-- Begin Record list --
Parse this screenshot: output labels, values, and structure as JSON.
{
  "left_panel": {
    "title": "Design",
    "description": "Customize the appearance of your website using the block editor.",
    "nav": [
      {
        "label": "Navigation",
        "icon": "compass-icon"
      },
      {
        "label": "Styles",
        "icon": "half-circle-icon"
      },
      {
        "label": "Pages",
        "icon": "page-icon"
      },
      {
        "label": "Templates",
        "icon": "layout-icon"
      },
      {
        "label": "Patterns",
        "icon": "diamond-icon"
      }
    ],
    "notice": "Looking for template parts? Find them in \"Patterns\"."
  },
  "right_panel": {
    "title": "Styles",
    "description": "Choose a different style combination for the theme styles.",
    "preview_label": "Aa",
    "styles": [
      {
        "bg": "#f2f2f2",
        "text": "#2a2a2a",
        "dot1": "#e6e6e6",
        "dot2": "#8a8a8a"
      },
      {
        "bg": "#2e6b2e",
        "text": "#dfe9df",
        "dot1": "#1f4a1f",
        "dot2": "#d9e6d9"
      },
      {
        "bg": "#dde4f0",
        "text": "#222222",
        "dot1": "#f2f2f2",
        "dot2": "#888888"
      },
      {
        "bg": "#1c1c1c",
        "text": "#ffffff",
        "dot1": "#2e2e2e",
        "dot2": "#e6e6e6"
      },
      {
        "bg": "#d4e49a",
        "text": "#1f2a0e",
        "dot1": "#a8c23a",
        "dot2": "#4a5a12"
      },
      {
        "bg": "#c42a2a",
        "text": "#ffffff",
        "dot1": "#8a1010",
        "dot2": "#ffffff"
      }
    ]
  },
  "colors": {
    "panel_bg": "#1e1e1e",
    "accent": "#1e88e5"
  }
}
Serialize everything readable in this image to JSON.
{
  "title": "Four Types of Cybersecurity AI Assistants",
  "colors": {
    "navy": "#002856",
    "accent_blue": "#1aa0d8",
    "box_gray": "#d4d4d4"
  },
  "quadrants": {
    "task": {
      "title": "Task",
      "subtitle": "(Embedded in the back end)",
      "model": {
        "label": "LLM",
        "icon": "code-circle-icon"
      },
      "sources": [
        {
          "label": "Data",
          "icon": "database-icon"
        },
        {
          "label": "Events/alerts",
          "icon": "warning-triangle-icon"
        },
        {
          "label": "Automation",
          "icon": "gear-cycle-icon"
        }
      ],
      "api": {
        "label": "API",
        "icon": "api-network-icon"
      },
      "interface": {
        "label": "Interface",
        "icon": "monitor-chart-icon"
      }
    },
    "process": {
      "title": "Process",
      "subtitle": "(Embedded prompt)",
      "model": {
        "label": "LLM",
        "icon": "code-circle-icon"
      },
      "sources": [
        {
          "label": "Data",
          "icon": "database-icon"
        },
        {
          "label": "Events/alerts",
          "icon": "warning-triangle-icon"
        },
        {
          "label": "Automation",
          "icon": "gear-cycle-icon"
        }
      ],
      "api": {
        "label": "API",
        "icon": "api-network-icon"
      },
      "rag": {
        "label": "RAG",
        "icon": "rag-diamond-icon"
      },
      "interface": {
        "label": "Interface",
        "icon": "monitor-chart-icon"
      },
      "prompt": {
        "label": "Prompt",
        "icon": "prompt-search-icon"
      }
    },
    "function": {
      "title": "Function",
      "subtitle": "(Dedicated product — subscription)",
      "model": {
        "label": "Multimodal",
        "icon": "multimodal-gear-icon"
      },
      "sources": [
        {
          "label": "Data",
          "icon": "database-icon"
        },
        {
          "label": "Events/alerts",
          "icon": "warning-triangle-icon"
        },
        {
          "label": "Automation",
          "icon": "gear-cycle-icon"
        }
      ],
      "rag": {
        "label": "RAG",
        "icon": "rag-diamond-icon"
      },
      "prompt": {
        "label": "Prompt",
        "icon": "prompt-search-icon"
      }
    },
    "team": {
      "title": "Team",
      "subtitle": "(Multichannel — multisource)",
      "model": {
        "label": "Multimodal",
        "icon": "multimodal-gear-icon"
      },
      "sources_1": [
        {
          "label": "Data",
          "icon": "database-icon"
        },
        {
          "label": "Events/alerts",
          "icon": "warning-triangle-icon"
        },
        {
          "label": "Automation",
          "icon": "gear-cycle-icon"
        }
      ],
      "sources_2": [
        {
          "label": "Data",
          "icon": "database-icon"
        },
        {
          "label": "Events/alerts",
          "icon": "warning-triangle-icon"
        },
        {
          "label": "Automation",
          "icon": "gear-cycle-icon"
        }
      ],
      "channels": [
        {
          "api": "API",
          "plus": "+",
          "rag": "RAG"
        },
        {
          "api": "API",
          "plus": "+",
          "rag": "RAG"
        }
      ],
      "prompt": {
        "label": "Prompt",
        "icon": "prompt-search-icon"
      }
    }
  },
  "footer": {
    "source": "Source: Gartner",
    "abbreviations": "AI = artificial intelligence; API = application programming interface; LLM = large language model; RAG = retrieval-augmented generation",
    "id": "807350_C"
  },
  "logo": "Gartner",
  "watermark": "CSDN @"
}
-- End Record list --
# [What the task asks]
Restate each of the entries above verbatim.

# [Written answer]
Parse this screenshot: output labels, values, and structure as JSON.
{
  "left_panel": {
    "title": "Design",
    "description": "Customize the appearance of your website using the block editor.",
    "nav": [
      {
        "label": "Navigation",
        "icon": "compass-icon"
      },
      {
        "label": "Styles",
        "icon": "half-circle-icon"
      },
      {
        "label": "Pages",
        "icon": "page-icon"
      },
      {
        "label": "Templates",
        "icon": "layout-icon"
      },
      {
        "label": "Patterns",
        "icon": "diamond-icon"
      }
    ],
    "notice": "Looking for template parts? Find them in \"Patterns\"."
  },
  "right_panel": {
    "title": "Styles",
    "description": "Choose a different style combination for the theme styles.",
    "preview_label": "Aa",
    "styles": [
      {
        "bg": "#f2f2f2",
        "text": "#2a2a2a",
        "dot1": "#e6e6e6",
        "dot2": "#8a8a8a"
      },
      {
        "bg": "#2e6b2e",
        "text": "#dfe9df",
        "dot1": "#1f4a1f",
        "dot2": "#d9e6d9"
      },
      {
        "bg": "#dde4f0",
        "text": "#222222",
        "dot1": "#f2f2f2",
        "dot2": "#888888"
      },
      {
        "bg": "#1c1c1c",
        "text": "#ffffff",
        "dot1": "#2e2e2e",
        "dot2": "#e6e6e6"
      },
      {
        "bg": "#d4e49a",
        "text": "#1f2a0e",
        "dot1": "#a8c23a",
        "dot2": "#4a5a12"
      },
      {
        "bg": "#c42a2a",
        "text": "#ffffff",
        "dot1": "#8a1010",
        "dot2": "#ffffff"
      }
    ]
  },
  "colors": {
    "panel_bg": "#1e1e1e",
    "accent": "#1e88e5"
  }
}
Serialize everything readable in this image to JSON.
{
  "title": "Four Types of Cybersecurity AI Assistants",
  "colors": {
    "navy": "#002856",
    "accent_blue": "#1aa0d8",
    "box_gray": "#d4d4d4"
  },
  "quadrants": {
    "task": {
      "title": "Task",
      "subtitle": "(Embedded in the back end)",
      "model": {
        "label": "LLM",
        "icon": "code-circle-icon"
      },
      "sources": [
        {
          "label": "Data",
          "icon": "database-icon"
        },
        {
          "label": "Events/alerts",
          "icon": "warning-triangle-icon"
        },
        {
          "label": "Automation",
          "icon": "gear-cycle-icon"
        }
      ],
      "api": {
        "label": "API",
        "icon": "api-network-icon"
      },
      "interface": {
        "label": "Interface",
        "icon": "monitor-chart-icon"
      }
    },
    "process": {
      "title": "Process",
      "subtitle": "(Embedded prompt)",
      "model": {
        "label": "LLM",
        "icon": "code-circle-icon"
      },
      "sources": [
        {
          "label": "Data",
          "icon": "database-icon"
        },
        {
          "label": "Events/alerts",
          "icon": "warning-triangle-icon"
        },
        {
          "label": "Automation",
          "icon": "gear-cycle-icon"
        }
      ],
      "api": {
        "label": "API",
        "icon": "api-network-icon"
      },
      "rag": {
        "label": "RAG",
        "icon": "rag-diamond-icon"
      },
      "interface": {
        "label": "Interface",
        "icon": "monitor-chart-icon"
      },
      "prompt": {
        "label": "Prompt",
        "icon": "prompt-search-icon"
      }
    },
    "function": {
      "title": "Function",
      "subtitle": "(Dedicated product — subscription)",
      "model": {
        "label": "Multimodal",
        "icon": "multimodal-gear-icon"
      },
      "sources": [
        {
          "label": "Data",
          "icon": "database-icon"
        },
        {
          "label": "Events/alerts",
          "icon": "warning-triangle-icon"
        },
        {
          "label": "Automation",
          "icon": "gear-cycle-icon"
        }
      ],
      "rag": {
        "label": "RAG",
        "icon": "rag-diamond-icon"
      },
      "prompt": {
        "label": "Prompt",
        "icon": "prompt-search-icon"
      }
    },
    "team": {
      "title": "Team",
      "subtitle": "(Multichannel — multisource)",
      "model": {
        "label": "Multimodal",
        "icon": "multimodal-gear-icon"
      },
      "sources_1": [
        {
          "label": "Data",
          "icon": "database-icon"
        },
        {
          "label": "Events/alerts",
          "icon": "warning-triangle-icon"
        },
        {
          "label": "Automation",
          "icon": "gear-cycle-icon"
        }
      ],
      "sources_2": [
        {
          "label": "Data",
          "icon": "database-icon"
        },
        {
          "label": "Events/alerts",
          "icon": "warning-triangle-icon"
        },
        {
          "label": "Automation",
          "icon": "gear-cycle-icon"
        }
      ],
      "channels": [
        {
          "api": "API",
          "plus": "+",
          "rag": "RAG"
        },
        {
          "api": "API",
          "plus": "+",
          "rag": "RAG"
        }
      ],
      "prompt": {
        "label": "Prompt",
        "icon": "prompt-search-icon"
      }
    }
  },
  "footer": {
    "source": "Source: Gartner",
    "abbreviations": "AI = artificial intelligence; API = application programming interface; LLM = large language model; RAG = retrieval-augmented generation",
    "id": "807350_C"
  },
  "logo": "Gartner",
  "watermark": "CSDN @"
}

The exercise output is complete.